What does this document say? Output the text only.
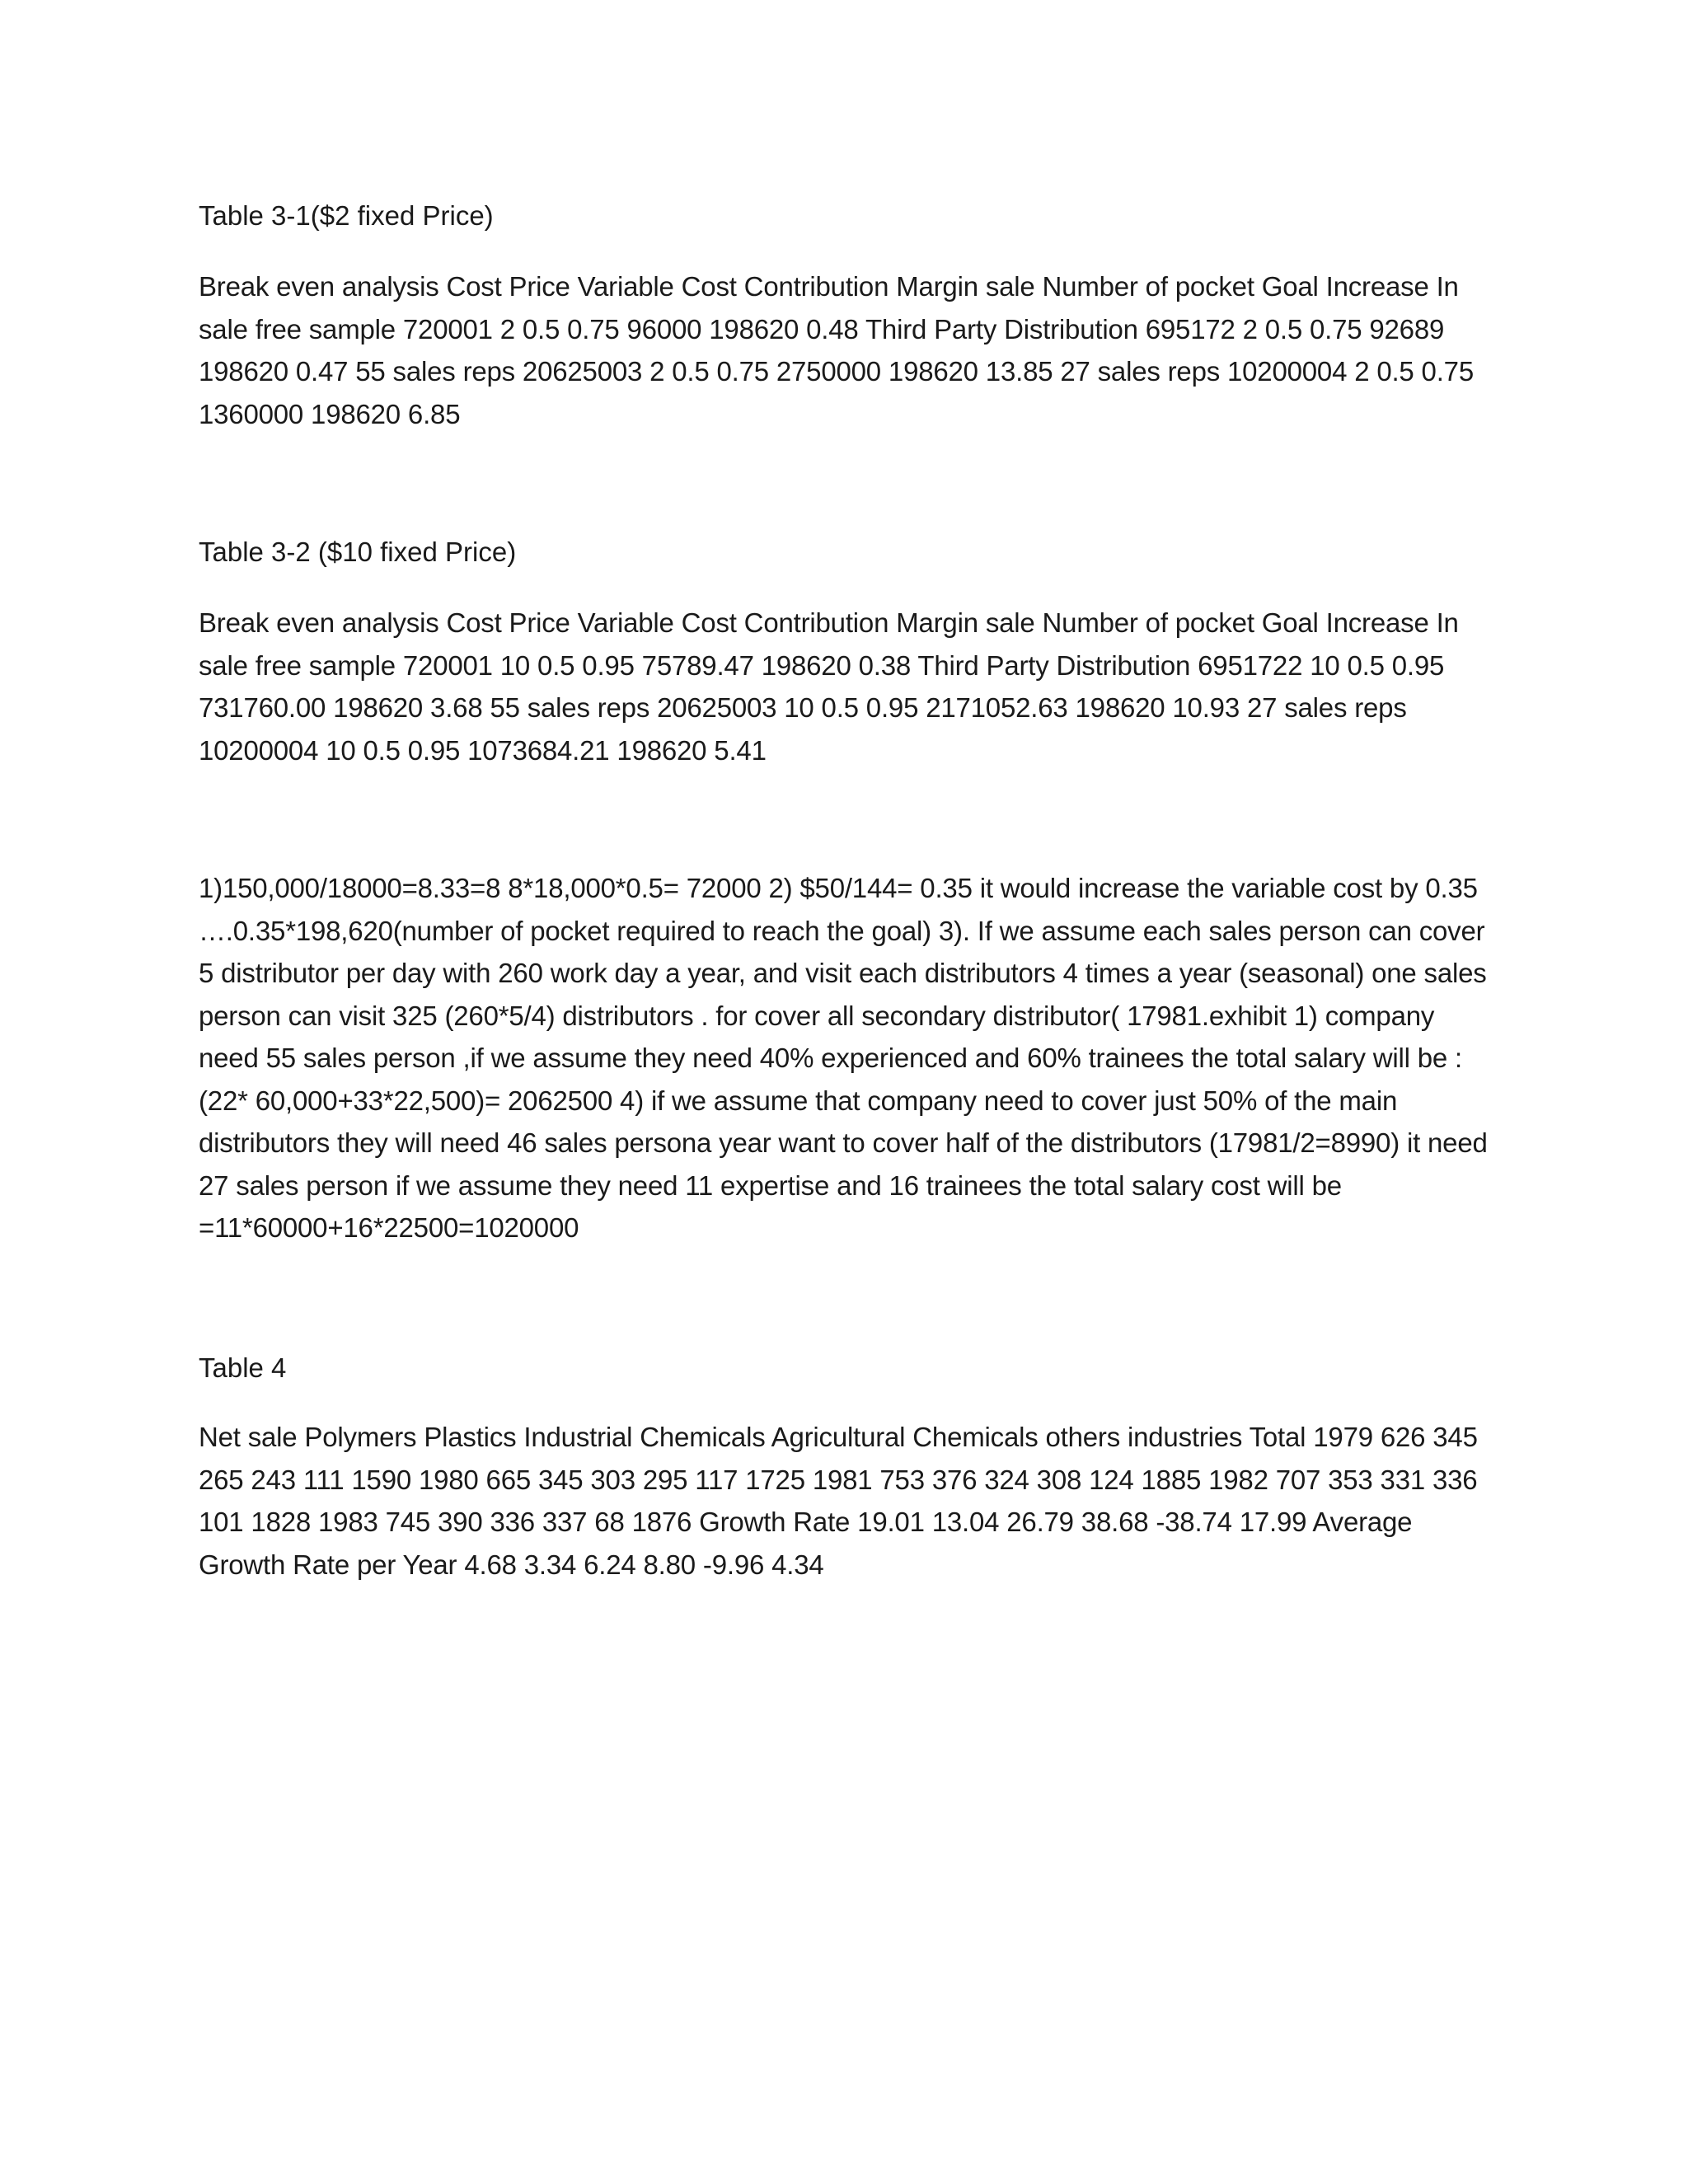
Table 3-1($2 fixed Price)

Break even analysis Cost Price Variable Cost Contribution Margin sale Number of pocket Goal Increase In sale free sample 720001 2 0.5 0.75 96000 198620 0.48 Third Party Distribution 695172 2 0.5 0.75 92689 198620 0.47 55 sales reps 20625003 2 0.5 0.75 2750000 198620 13.85 27 sales reps 10200004 2 0.5 0.75 1360000 198620 6.85

Table 3-2 ($10 fixed Price)

Break even analysis Cost Price Variable Cost Contribution Margin sale Number of pocket Goal Increase In sale free sample 720001 10 0.5 0.95 75789.47 198620 0.38 Third Party Distribution 6951722 10 0.5 0.95 731760.00 198620 3.68 55 sales reps 20625003 10 0.5 0.95 2171052.63 198620 10.93 27 sales reps 10200004 10 0.5 0.95 1073684.21 198620 5.41

1)150,000/18000=8.33=8 8*18,000*0.5= 72000 2) $50/144= 0.35 it would increase the variable cost by 0.35 ….0.35*198,620(number of pocket required to reach the goal) 3). If we assume each sales person can cover 5 distributor per day with 260 work day a year, and visit each distributors 4 times a year (seasonal) one sales person can visit 325 (260*5/4) distributors . for cover all secondary distributor( 17981.exhibit 1) company need 55 sales person ,if we assume they need 40% experienced and 60% trainees the total salary will be : (22* 60,000+33*22,500)= 2062500 4) if we assume that company need to cover just 50% of the main distributors they will need 46 sales persona year want to cover half of the distributors (17981/2=8990) it need 27 sales person if we assume they need 11 expertise and 16 trainees the total salary cost will be =11*60000+16*22500=1020000

Table 4

Net sale Polymers Plastics Industrial Chemicals Agricultural Chemicals others industries Total 1979 626 345 265 243 111 1590 1980 665 345 303 295 117 1725 1981 753 376 324 308 124 1885 1982 707 353 331 336 101 1828 1983 745 390 336 337 68 1876 Growth Rate 19.01 13.04 26.79 38.68 -38.74 17.99 Average Growth Rate per Year 4.68 3.34 6.24 8.80 -9.96 4.34
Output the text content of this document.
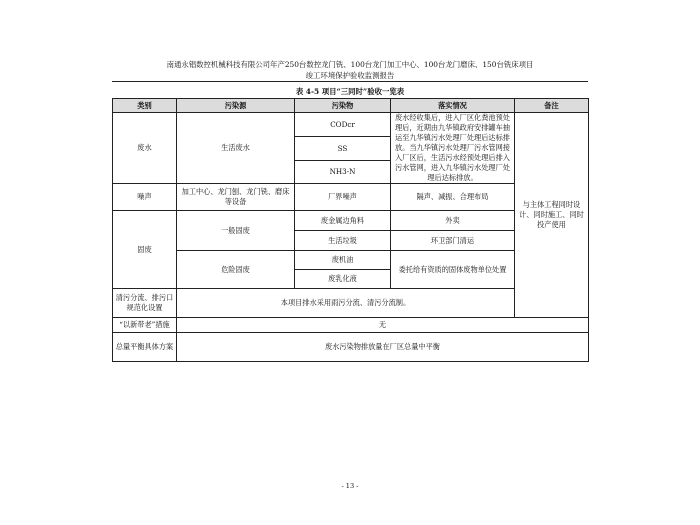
南通永锠数控机械科技有限公司年产250台数控龙门铣、100台龙门加工中心、100台龙门磨床、150台铣床项目
竣工环境保护验收监测报告
表 4-5 项目“三同时”验收一览表
类别	污染源	污染物	落实情况	备注
废水	生活废水	CODcr	废水经收集后，进入厂区化粪池预处理后，近期由九华镇政府安排罐车抽运至九华镇污水处理厂处理后达标排放。当九华镇污水处理厂污水管网接入厂区后，生活污水经预处理后排入污水管网，进入九华镇污水处理厂处理后达标排放。	与主体工程同时设计、同时施工、同时投产使用
		SS		
		NH3-N		
噪声	加工中心、龙门刨、龙门铣、磨床等设备	厂界噪声	隔声、减振、合理布局	
固废	一般固废	废金属边角料	外卖	
		生活垃圾	环卫部门清运	
	危险固废	废机油	委托给有资质的固体废物单位处置	
		废乳化液		
清污分流、排污口规范化设置	本项目排水采用雨污分流、清污分流制。			
“以新带老”措施	无			
总量平衡具体方案	废水污染物排放量在厂区总量中平衡			
- 13 -
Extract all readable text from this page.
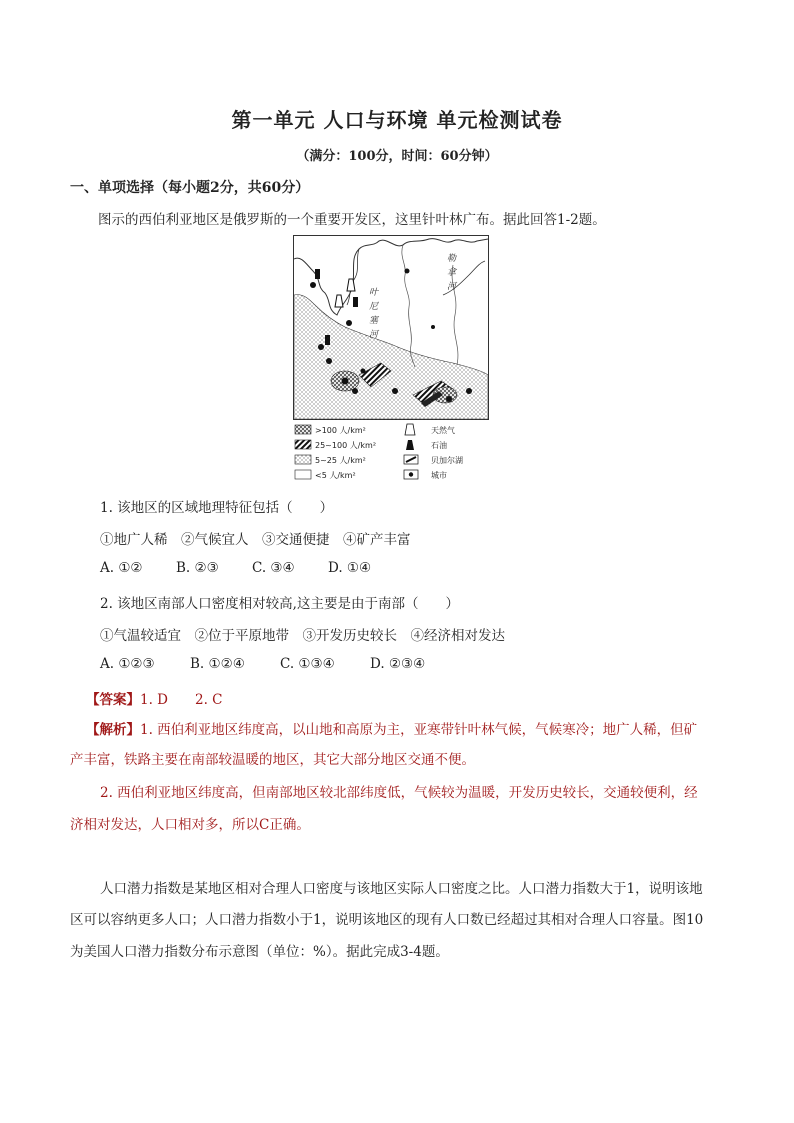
第一单元 人口与环境 单元检测试卷
（满分：100分，时间：60分钟）
一、单项选择（每小题2分，共60分）
图示的西伯利亚地区是俄罗斯的一个重要开发区，这里针叶林广布。据此回答1-2题。
叶
尼
塞
河
勒
拿
河
>100 人/km²
25~100 人/km²
5~25 人/km²
<5 人/km²
天然气
石油
贝加尔湖
城市
1. 该地区的区域地理特征包括（　　）
①地广人稀　②气候宜人　③交通便捷　④矿产丰富
A. ①② B. ②③ C. ③④ D. ①④
2. 该地区南部人口密度相对较高,这主要是由于南部（　　）
①气温较适宜　②位于平原地带　③开发历史较长　④经济相对发达
A. ①②③	B. ①②④	C. ①③④	D. ②③④
【答案】1. D　　2. C
【解析】1. 西伯利亚地区纬度高，以山地和高原为主，亚寒带针叶林气候，气候寒冷；地广人稀，但矿
产丰富，铁路主要在南部较温暖的地区，其它大部分地区交通不便。
2. 西伯利亚地区纬度高，但南部地区较北部纬度低，气候较为温暖，开发历史较长，交通较便利，经
济相对发达，人口相对多，所以C正确。
人口潜力指数是某地区相对合理人口密度与该地区实际人口密度之比。人口潜力指数大于1，说明该地
区可以容纳更多人口；人口潜力指数小于1，说明该地区的现有人口数已经超过其相对合理人口容量。图10
为美国人口潜力指数分布示意图（单位：%）。据此完成3-4题。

Task to complete >> Without the pictures, print the whole listing exactly as given.

Full output >>
What does this document say? Output the text only.
Table 3-1($2 fixed Price)

Break even analysis Cost Price Variable Cost Contribution Margin sale Number of pocket Goal Increase In sale free sample 720001 2 0.5 0.75 96000 198620 0.48 Third Party Distribution 695172 2 0.5 0.75 92689 198620 0.47 55 sales reps 20625003 2 0.5 0.75 2750000 198620 13.85 27 sales reps 10200004 2 0.5 0.75 1360000 198620 6.85

Table 3-2 ($10 fixed Price)

Break even analysis Cost Price Variable Cost Contribution Margin sale Number of pocket Goal Increase In sale free sample 720001 10 0.5 0.95 75789.47 198620 0.38 Third Party Distribution 6951722 10 0.5 0.95 731760.00 198620 3.68 55 sales reps 20625003 10 0.5 0.95 2171052.63 198620 10.93 27 sales reps 10200004 10 0.5 0.95 1073684.21 198620 5.41

1)150,000/18000=8.33=8 8*18,000*0.5= 72000 2) $50/144= 0.35 it would increase the variable cost by 0.35 ….0.35*198,620(number of pocket required to reach the goal) 3). If we assume each sales person can cover 5 distributor per day with 260 work day a year, and visit each distributors 4 times a year (seasonal) one sales person can visit 325 (260*5/4) distributors . for cover all secondary distributor( 17981.exhibit 1) company need 55 sales person ,if we assume they need 40% experienced and 60% trainees the total salary will be : (22* 60,000+33*22,500)= 2062500 4) if we assume that company need to cover just 50% of the main distributors they will need 46 sales persona year want to cover half of the distributors (17981/2=8990) it need 27 sales person if we assume they need 11 expertise and 16 trainees the total salary cost will be =11*60000+16*22500=1020000

Table 4

Net sale Polymers Plastics Industrial Chemicals Agricultural Chemicals others industries Total 1979 626 345 265 243 111 1590 1980 665 345 303 295 117 1725 1981 753 376 324 308 124 1885 1982 707 353 331 336 101 1828 1983 745 390 336 337 68 1876 Growth Rate 19.01 13.04 26.79 38.68 -38.74 17.99 Average Growth Rate per Year 4.68 3.34 6.24 8.80 -9.96 4.34
Output the text content of this document.
南通永锠数控机械科技有限公司年产250台数控龙门铣、100台龙门加工中心、100台龙门磨床、150台铣床项目
竣工环境保护验收监测报告
表 4-5 项目“三同时”验收一览表
类别	污染源	污染物	落实情况	备注
废水	生活废水	CODcr	废水经收集后，进入厂区化粪池预处理后，近期由九华镇政府安排罐车抽运至九华镇污水处理厂处理后达标排放。当九华镇污水处理厂污水管网接入厂区后，生活污水经预处理后排入污水管网，进入九华镇污水处理厂处理后达标排放。	与主体工程同时设计、同时施工、同时投产使用
		SS		
		NH3-N		
噪声	加工中心、龙门刨、龙门铣、磨床等设备	厂界噪声	隔声、减振、合理布局	
固废	一般固废	废金属边角料	外卖	
		生活垃圾	环卫部门清运	
	危险固废	废机油	委托给有资质的固体废物单位处置	
		废乳化液		
清污分流、排污口规范化设置	本项目排水采用雨污分流、清污分流制。			
“以新带老”措施	无			
总量平衡具体方案	废水污染物排放量在厂区总量中平衡			
- 13 -
Extract all readable text from this page.
第一单元 人口与环境 单元检测试卷
（满分：100分，时间：60分钟）
一、单项选择（每小题2分，共60分）
图示的西伯利亚地区是俄罗斯的一个重要开发区，这里针叶林广布。据此回答1-2题。
叶
尼
塞
河
勒
拿
河
>100 人/km²
25~100 人/km²
5~25 人/km²
<5 人/km²
天然气
石油
贝加尔湖
城市
1. 该地区的区域地理特征包括（　　）
①地广人稀　②气候宜人　③交通便捷　④矿产丰富
A. ①② B. ②③ C. ③④ D. ①④
2. 该地区南部人口密度相对较高,这主要是由于南部（　　）
①气温较适宜　②位于平原地带　③开发历史较长　④经济相对发达
A. ①②③	B. ①②④	C. ①③④	D. ②③④
【答案】1. D　　2. C
【解析】1. 西伯利亚地区纬度高，以山地和高原为主，亚寒带针叶林气候，气候寒冷；地广人稀，但矿
产丰富，铁路主要在南部较温暖的地区，其它大部分地区交通不便。
2. 西伯利亚地区纬度高，但南部地区较北部纬度低，气候较为温暖，开发历史较长，交通较便利，经
济相对发达，人口相对多，所以C正确。
人口潜力指数是某地区相对合理人口密度与该地区实际人口密度之比。人口潜力指数大于1，说明该地
区可以容纳更多人口；人口潜力指数小于1，说明该地区的现有人口数已经超过其相对合理人口容量。图10
为美国人口潜力指数分布示意图（单位：%）。据此完成3-4题。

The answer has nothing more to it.